**PASSAGE GIVEN**

● ● ●

Analysts at US bank Citi said they expected Conservative Party leadership candidates Priti Patel and Liz Truss, who served as Johnson’s home and foreign ministers, to call for rapid tax cuts and increased spending, while Sunak and former health minister Sajid Javid were likely to be more fiscally cautious.

The long-term implications of their decisions will be high.

Britain’s fiscal watchdog said on Thursday that debt could more than triple to almost 320% of GDP in 50 years if future governments do not tighten fiscal policy.


More than six years after Britain voted to leave the European Union, London and Brussels remain at loggerheads over Johnson’s insistence on rewriting the rules – which he agreed to in 2019 – for trade involving Northern Ireland.

The possibility of improved relations with the EU under a new Prime Minister has prompted some economists to predict an increase in British exports and investment, although any change in the overall trading relationship is likely to be modest.

Moreover, some of the favorites to replace Johnson, principally Foreign Secretary Truss, have publicly backed his combative stance towards the EU.


Britain’s central bank has raised interest rates five times since December, its biggest hike in 25 years, and has signaled it will continue to raise them, perhaps as much as half a percentage point when its next meeting in August.

● ● ●

**RECORD LIST**
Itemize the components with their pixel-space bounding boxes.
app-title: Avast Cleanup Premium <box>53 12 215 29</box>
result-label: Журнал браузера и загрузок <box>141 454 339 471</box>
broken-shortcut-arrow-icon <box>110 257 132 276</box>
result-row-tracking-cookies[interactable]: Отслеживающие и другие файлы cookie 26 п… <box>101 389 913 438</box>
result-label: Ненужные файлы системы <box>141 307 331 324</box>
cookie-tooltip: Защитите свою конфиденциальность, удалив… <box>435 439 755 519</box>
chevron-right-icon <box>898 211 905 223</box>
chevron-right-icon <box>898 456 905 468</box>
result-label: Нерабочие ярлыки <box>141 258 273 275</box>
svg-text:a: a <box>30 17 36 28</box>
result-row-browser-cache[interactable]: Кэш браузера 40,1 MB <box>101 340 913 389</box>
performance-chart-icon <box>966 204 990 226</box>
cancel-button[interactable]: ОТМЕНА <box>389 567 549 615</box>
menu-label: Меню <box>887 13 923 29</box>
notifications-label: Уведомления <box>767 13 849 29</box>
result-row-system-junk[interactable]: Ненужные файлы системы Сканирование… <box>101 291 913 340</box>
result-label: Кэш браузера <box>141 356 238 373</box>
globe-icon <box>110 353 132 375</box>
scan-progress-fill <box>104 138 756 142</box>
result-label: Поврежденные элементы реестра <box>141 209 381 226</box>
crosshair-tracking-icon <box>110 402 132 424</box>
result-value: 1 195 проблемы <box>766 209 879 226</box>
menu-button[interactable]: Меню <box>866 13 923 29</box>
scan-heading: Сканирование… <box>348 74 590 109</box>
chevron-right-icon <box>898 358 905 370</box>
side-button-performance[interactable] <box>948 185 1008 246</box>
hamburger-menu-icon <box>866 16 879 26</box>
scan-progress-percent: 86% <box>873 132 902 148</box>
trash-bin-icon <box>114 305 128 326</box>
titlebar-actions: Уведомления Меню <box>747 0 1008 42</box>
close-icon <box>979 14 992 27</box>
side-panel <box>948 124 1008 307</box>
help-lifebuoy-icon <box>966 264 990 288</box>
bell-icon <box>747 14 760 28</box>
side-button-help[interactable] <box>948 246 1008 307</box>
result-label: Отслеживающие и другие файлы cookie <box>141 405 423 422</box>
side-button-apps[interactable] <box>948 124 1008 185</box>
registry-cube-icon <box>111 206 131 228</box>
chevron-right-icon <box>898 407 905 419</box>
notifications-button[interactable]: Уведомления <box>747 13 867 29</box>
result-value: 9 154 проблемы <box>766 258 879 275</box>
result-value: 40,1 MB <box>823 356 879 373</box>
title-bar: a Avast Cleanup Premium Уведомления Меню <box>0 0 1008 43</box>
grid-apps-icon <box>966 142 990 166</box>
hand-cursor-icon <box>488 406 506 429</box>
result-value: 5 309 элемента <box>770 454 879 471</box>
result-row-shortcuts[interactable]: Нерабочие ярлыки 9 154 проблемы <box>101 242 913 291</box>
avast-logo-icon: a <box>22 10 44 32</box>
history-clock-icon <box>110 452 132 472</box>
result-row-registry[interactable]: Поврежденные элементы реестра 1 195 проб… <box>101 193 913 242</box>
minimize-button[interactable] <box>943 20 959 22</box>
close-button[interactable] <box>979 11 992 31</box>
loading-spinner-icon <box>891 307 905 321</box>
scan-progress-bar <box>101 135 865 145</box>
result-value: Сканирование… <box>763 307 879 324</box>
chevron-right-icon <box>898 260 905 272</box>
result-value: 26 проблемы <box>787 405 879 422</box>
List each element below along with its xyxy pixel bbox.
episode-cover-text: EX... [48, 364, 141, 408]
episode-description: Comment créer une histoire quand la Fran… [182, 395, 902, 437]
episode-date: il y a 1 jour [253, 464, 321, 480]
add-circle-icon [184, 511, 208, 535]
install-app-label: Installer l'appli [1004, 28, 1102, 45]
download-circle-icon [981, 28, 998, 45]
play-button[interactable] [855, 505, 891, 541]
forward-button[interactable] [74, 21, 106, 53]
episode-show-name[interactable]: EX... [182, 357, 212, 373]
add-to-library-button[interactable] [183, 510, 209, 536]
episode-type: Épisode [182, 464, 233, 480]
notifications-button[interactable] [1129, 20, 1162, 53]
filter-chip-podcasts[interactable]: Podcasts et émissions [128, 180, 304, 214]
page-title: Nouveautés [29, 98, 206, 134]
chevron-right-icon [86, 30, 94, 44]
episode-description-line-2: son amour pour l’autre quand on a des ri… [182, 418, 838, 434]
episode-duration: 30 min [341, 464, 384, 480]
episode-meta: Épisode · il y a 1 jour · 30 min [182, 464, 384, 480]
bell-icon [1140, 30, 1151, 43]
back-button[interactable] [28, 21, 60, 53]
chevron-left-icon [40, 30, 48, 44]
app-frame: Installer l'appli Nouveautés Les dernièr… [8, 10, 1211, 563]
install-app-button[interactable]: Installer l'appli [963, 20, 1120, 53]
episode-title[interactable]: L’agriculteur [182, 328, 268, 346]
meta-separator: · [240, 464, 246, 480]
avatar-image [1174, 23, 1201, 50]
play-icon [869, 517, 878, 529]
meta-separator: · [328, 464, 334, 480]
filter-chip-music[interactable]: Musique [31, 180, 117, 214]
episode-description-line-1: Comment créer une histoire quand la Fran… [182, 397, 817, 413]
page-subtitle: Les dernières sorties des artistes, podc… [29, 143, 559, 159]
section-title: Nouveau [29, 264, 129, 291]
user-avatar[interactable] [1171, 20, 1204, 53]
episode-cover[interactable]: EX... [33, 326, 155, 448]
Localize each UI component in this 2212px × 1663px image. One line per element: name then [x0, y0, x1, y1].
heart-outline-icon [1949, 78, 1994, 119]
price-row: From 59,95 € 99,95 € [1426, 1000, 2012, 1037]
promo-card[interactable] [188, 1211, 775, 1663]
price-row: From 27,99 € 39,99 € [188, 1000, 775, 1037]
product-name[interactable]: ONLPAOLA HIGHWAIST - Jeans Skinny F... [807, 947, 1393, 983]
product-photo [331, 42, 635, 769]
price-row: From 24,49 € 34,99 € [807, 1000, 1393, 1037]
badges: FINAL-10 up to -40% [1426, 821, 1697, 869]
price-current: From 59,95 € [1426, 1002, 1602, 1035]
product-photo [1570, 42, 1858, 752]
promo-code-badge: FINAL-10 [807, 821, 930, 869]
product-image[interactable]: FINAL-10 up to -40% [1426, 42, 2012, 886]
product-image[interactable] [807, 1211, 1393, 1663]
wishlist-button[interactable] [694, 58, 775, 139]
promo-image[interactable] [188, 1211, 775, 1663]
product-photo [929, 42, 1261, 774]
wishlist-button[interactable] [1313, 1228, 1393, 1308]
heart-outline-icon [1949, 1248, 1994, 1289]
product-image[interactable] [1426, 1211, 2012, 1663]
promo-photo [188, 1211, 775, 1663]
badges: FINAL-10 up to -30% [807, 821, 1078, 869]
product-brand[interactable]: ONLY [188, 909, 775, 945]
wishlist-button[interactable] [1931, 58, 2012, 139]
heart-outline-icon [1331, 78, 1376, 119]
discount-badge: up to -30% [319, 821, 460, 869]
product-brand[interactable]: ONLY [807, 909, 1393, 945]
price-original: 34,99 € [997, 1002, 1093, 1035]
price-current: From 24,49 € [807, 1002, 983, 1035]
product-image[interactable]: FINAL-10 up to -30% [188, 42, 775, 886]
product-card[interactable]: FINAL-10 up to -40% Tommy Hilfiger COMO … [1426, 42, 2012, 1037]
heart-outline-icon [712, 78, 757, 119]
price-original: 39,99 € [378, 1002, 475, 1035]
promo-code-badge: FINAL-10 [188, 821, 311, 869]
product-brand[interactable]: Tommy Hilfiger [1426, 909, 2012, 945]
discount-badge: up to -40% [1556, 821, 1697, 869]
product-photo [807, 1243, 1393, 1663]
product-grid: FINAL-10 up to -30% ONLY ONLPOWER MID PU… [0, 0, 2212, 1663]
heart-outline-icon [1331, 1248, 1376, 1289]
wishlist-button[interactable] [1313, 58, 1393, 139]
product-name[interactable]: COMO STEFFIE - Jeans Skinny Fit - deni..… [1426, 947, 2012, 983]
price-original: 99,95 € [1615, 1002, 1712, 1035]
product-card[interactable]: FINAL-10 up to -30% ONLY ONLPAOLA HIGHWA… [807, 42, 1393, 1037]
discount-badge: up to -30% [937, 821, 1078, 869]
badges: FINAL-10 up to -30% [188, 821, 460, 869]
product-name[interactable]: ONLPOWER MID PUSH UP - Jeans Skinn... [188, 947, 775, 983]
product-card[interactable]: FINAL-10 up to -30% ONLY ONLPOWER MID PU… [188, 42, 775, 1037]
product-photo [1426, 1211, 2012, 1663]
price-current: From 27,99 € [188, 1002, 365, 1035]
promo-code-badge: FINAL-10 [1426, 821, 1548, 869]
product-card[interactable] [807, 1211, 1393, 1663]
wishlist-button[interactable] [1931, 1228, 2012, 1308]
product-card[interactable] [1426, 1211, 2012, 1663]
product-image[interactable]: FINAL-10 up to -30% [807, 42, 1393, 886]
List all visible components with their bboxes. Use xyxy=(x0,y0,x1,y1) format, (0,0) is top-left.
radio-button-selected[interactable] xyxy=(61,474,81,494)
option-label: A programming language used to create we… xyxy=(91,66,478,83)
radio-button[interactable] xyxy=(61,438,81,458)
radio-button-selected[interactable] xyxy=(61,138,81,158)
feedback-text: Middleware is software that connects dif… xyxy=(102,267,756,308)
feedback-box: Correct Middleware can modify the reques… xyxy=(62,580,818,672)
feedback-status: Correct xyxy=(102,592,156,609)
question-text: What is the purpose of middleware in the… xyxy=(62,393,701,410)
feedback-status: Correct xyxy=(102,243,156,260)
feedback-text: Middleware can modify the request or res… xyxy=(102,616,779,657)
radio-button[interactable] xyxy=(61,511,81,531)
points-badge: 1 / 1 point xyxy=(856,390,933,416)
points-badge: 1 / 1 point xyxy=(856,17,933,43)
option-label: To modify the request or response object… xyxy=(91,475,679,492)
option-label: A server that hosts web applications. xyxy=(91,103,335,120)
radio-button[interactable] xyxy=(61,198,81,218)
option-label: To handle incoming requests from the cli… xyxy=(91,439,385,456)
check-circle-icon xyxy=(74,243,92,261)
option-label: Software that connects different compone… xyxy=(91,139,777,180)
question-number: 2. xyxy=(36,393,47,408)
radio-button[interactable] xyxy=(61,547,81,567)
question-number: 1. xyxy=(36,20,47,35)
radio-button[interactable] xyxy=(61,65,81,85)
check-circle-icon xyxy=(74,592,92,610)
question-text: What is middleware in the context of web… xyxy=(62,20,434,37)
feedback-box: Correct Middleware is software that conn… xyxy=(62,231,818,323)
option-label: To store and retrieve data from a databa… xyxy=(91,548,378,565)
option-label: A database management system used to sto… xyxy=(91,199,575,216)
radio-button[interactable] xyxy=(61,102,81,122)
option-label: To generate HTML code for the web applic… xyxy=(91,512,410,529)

● ● ●

**TASK BRIEF**
Continue the passage on Britain's economy and the race to replace Johnson from its final sentence. None of the lines are needed for this.

**REPLY TO THE TASK**
But the risk of a global economic slowdown has recently reduced investors’ bets on this kind of big BoE move. Uncertainty about the direction of UK fiscal policy could be another reason for caution.


As Johnson’s exit caps another chapter in one of the most tumultuous periods in modern British political history, it remains to be seen whether his successor will be able to calm things down.

Kallum Pickering, an analyst at Berenberg, said the UK economy would benefit from replacing Johnson with “someone more diligent and serious”.

But Citi analysts said they were skeptical about unifying the various factions within the Conservative Party around a clear strategy.

“In the months ahead, we see a UK heading for a unique squeeze in living standards, with no defined strategy and facing deep government division. The risk of deep political error is therefore significant,” they said.

“An early election should also not be ignored, although we still expect a contest only in 2024.”